- **Given exercise**: State how many lines hold the string "ylabel". Give the number and nothing else.

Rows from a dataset
-=-=-

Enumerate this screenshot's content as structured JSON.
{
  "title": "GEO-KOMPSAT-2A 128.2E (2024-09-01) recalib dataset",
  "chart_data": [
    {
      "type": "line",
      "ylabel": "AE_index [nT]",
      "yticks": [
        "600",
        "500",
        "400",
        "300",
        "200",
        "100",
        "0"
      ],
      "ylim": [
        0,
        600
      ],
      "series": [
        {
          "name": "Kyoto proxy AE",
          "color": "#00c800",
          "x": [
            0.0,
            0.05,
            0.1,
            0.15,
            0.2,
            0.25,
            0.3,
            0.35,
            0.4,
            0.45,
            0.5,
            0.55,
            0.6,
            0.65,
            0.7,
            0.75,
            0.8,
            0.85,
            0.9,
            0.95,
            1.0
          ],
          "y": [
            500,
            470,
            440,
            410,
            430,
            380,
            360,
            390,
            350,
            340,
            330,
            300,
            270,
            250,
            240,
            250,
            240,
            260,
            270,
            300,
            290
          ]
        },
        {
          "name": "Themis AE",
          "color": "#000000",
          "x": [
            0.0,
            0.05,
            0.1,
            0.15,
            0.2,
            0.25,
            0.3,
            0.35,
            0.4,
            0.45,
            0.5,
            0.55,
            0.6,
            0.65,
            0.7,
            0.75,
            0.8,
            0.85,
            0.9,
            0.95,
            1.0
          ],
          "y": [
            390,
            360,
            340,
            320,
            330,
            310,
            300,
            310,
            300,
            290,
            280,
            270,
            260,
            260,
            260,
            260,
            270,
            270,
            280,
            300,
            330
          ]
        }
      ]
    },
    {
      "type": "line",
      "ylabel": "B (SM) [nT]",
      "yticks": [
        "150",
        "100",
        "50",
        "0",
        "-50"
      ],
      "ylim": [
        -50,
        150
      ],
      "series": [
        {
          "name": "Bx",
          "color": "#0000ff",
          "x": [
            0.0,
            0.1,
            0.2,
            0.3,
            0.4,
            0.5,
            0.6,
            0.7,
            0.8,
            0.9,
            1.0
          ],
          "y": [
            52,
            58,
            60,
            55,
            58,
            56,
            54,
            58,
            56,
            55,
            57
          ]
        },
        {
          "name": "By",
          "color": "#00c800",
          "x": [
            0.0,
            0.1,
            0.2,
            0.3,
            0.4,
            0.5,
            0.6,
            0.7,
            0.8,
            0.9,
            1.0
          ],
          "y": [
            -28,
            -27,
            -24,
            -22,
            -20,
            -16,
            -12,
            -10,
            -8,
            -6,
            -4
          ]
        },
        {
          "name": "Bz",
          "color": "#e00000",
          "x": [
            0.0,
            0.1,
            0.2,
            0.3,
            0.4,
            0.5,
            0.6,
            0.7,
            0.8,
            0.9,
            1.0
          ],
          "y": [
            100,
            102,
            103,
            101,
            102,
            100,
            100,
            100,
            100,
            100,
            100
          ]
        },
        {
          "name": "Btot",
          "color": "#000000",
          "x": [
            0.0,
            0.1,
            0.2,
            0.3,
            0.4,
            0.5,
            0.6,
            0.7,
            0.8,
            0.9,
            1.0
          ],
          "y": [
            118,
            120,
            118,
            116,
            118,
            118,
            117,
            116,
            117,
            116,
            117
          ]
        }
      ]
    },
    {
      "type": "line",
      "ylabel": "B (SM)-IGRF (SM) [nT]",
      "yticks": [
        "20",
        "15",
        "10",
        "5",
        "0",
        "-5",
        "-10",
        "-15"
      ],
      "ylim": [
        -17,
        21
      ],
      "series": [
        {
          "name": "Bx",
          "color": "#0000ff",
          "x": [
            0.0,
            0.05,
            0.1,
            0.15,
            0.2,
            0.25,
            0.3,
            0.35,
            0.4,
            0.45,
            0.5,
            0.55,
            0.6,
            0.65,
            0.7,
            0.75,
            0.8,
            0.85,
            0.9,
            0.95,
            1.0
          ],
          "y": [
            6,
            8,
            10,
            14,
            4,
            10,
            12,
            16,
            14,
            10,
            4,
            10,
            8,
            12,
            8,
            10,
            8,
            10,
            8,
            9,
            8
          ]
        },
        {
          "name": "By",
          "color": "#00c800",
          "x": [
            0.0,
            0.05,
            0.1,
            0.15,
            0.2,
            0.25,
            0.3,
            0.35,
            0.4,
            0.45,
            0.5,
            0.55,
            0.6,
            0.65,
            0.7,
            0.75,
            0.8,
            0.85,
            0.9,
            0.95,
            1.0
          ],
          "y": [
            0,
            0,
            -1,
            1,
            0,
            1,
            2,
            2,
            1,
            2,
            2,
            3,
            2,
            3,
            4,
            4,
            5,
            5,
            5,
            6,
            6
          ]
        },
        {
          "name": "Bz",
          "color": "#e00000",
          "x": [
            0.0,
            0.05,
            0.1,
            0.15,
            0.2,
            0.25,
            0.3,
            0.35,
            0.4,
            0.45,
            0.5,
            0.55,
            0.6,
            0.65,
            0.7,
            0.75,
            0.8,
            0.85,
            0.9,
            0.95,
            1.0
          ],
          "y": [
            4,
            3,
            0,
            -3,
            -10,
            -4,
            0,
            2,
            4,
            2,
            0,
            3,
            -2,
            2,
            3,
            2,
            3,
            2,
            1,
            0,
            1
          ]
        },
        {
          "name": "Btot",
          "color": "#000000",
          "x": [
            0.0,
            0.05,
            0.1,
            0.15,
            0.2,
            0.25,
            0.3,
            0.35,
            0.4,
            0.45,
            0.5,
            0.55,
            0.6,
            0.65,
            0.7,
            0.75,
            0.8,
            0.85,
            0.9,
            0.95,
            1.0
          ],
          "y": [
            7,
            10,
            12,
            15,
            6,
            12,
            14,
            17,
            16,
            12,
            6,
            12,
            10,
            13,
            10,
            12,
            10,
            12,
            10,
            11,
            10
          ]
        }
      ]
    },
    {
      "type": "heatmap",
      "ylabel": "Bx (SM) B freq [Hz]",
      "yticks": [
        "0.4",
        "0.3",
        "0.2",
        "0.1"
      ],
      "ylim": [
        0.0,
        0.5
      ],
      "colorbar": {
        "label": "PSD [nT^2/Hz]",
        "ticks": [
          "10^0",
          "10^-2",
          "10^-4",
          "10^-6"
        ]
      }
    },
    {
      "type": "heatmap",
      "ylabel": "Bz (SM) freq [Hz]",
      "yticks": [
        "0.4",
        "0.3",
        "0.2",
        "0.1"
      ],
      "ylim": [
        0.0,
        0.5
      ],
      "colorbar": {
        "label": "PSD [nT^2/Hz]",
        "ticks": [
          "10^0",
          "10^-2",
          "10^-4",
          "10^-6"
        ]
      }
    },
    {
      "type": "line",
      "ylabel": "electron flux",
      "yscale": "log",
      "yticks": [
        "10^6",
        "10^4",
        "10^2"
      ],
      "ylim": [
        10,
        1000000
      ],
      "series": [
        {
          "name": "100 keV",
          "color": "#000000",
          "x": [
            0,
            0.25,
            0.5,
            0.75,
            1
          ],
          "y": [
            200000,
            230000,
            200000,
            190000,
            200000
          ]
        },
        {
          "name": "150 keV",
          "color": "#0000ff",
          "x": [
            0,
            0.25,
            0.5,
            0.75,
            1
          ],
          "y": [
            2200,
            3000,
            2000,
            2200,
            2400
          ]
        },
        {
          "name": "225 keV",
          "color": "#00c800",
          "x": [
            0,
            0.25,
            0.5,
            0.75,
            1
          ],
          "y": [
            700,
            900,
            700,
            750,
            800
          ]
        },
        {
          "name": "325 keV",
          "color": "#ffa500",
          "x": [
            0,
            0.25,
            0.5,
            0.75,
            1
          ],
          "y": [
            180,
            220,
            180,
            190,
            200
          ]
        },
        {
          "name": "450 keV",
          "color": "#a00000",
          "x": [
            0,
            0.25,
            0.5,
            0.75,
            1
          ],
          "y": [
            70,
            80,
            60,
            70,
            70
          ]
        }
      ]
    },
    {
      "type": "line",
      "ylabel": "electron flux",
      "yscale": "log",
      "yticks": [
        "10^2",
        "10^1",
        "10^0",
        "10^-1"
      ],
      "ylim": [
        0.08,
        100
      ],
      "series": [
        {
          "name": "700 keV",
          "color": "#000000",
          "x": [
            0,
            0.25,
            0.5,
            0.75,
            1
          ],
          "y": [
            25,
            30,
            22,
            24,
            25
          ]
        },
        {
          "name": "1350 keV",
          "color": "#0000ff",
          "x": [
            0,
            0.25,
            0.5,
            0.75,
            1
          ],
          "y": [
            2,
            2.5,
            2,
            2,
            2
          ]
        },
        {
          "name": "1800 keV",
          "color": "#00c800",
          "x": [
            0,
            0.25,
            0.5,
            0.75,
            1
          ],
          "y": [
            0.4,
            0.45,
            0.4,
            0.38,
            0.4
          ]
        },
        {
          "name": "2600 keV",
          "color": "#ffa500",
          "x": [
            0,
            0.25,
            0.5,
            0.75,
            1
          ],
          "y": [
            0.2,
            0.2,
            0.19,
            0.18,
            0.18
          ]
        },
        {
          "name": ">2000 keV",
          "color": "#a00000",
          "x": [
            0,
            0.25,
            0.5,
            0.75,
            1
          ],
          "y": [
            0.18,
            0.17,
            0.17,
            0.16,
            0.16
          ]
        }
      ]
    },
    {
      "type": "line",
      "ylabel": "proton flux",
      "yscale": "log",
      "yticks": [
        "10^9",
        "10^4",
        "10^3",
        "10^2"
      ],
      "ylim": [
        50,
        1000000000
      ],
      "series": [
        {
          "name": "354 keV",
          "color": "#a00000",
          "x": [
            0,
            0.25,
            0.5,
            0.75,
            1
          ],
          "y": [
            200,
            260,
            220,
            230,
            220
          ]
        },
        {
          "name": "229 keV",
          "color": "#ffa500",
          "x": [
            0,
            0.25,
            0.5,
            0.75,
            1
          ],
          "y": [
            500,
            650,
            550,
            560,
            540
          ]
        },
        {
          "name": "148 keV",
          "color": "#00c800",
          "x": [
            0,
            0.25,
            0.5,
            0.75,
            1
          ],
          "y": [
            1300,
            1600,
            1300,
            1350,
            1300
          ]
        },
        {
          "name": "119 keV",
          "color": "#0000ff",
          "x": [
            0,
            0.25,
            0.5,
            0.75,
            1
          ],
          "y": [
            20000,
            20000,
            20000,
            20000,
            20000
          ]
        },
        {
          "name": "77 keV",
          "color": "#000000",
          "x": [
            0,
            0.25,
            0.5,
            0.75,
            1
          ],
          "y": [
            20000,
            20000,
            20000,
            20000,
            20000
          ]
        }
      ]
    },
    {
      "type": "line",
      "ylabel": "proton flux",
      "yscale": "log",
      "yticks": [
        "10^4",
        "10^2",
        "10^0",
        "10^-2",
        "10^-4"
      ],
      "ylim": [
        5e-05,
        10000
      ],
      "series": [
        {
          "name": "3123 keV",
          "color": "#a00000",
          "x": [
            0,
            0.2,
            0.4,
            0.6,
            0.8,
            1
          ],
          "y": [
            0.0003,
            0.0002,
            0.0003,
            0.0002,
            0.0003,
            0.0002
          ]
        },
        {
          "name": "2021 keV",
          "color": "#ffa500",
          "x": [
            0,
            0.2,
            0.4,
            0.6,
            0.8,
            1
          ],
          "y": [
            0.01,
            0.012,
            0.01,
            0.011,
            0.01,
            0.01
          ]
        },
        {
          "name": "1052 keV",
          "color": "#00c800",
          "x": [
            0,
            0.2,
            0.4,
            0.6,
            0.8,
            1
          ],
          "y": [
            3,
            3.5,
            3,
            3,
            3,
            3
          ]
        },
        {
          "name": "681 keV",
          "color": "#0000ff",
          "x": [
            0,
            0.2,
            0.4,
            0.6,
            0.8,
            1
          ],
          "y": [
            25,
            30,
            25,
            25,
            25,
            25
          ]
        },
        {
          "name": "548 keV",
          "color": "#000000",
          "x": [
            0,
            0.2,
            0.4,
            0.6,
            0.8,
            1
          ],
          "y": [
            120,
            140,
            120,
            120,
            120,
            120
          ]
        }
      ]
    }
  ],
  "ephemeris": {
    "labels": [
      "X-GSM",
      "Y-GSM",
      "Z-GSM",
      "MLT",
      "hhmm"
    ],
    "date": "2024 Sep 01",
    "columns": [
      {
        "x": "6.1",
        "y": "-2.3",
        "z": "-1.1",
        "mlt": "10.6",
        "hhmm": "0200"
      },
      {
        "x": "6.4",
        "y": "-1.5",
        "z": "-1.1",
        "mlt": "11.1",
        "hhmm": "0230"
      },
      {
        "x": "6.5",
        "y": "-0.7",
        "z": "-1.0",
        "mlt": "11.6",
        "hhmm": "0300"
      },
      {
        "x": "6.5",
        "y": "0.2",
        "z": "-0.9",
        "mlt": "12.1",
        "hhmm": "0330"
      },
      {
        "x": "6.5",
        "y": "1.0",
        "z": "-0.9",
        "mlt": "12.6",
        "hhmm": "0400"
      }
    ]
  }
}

-=-=-

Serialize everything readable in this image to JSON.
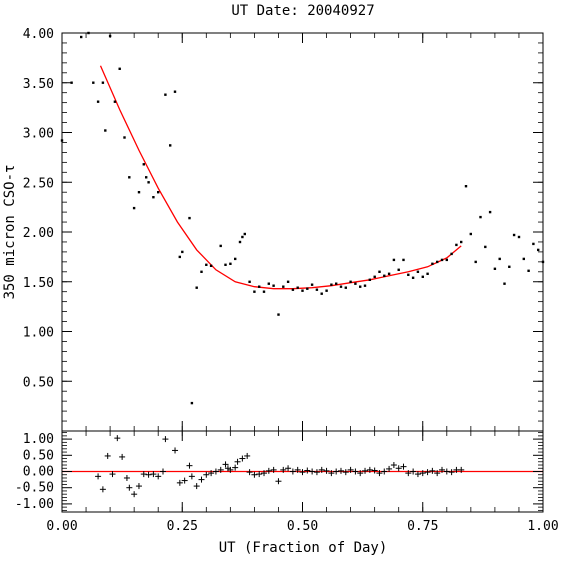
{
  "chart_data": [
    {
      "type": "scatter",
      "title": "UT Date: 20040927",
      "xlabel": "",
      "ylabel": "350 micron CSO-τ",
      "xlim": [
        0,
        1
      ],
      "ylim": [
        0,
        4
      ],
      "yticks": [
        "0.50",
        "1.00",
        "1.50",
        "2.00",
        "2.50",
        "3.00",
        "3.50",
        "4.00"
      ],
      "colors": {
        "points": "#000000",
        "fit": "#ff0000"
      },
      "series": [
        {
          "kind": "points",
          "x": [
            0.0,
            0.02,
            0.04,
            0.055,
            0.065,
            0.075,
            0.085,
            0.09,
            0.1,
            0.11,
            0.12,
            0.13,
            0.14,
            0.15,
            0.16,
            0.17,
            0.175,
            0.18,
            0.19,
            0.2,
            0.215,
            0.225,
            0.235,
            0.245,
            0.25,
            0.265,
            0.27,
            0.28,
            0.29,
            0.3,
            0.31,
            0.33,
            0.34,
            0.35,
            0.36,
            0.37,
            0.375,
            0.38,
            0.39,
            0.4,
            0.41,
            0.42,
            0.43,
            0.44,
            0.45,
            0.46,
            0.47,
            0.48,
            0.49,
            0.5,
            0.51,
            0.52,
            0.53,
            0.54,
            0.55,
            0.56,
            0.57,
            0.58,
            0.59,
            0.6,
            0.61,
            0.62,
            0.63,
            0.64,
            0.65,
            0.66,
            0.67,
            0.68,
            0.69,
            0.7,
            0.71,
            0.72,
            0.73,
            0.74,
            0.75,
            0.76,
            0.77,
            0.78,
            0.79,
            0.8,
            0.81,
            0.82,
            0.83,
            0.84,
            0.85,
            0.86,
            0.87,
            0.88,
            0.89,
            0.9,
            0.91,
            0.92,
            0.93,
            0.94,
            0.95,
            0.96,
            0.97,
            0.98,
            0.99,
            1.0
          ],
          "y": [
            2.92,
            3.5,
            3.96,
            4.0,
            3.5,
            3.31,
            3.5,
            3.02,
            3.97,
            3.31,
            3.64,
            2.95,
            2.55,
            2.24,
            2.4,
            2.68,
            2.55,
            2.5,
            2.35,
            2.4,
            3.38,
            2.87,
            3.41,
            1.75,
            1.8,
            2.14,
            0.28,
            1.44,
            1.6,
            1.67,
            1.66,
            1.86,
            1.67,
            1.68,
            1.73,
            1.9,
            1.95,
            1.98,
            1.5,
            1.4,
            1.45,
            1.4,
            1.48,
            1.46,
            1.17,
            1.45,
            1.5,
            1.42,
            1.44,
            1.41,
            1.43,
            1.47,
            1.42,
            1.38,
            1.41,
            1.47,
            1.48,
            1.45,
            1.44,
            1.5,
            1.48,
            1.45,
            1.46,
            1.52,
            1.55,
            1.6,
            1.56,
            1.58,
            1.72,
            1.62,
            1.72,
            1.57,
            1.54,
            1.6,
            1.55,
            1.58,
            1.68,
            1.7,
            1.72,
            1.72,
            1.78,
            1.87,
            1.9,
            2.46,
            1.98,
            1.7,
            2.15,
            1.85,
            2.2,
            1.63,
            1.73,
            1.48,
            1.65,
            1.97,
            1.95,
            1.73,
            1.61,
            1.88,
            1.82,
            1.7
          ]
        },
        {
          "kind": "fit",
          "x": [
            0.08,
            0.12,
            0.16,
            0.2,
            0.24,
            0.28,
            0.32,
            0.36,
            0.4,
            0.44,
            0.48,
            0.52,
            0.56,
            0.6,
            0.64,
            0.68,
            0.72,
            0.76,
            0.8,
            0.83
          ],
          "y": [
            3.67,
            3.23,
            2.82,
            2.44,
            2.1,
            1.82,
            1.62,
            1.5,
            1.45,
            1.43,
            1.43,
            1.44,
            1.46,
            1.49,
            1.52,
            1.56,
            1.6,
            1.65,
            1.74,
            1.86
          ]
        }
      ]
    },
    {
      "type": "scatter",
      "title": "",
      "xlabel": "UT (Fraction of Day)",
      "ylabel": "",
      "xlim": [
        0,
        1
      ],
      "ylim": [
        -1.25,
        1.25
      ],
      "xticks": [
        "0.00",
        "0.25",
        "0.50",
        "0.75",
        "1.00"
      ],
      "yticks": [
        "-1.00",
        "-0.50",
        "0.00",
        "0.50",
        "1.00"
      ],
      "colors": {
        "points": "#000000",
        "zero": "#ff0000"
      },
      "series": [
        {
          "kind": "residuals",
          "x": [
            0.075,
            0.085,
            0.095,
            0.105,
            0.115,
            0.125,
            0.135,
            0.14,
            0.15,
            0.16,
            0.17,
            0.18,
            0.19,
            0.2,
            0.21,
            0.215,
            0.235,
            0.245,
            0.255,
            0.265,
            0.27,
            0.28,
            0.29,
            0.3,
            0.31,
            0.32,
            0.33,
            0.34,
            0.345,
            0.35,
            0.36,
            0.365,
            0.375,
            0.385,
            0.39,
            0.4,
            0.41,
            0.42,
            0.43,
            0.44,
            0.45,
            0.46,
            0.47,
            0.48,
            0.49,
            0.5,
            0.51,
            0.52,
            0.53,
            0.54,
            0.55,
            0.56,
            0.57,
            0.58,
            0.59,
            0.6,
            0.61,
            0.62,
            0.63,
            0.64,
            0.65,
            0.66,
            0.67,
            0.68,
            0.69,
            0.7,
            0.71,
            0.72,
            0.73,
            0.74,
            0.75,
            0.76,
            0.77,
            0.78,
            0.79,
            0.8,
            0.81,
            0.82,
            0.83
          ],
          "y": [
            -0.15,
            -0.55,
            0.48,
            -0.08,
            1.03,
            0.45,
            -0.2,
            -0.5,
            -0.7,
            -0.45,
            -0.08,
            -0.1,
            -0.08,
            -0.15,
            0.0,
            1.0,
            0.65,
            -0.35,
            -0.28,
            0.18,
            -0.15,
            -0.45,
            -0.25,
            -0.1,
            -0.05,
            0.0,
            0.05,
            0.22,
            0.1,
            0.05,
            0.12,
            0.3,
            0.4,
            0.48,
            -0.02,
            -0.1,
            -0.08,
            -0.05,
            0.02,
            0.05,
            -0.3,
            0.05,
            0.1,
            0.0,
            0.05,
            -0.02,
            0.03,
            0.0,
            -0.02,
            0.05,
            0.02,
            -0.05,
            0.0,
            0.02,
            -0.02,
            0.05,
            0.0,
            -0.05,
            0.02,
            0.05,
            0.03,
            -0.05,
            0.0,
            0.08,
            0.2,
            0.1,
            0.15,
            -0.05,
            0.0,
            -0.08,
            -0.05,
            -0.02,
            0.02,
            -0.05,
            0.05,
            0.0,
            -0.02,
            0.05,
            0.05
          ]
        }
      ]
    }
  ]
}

-=-=-

- **Output for this exercise**: 11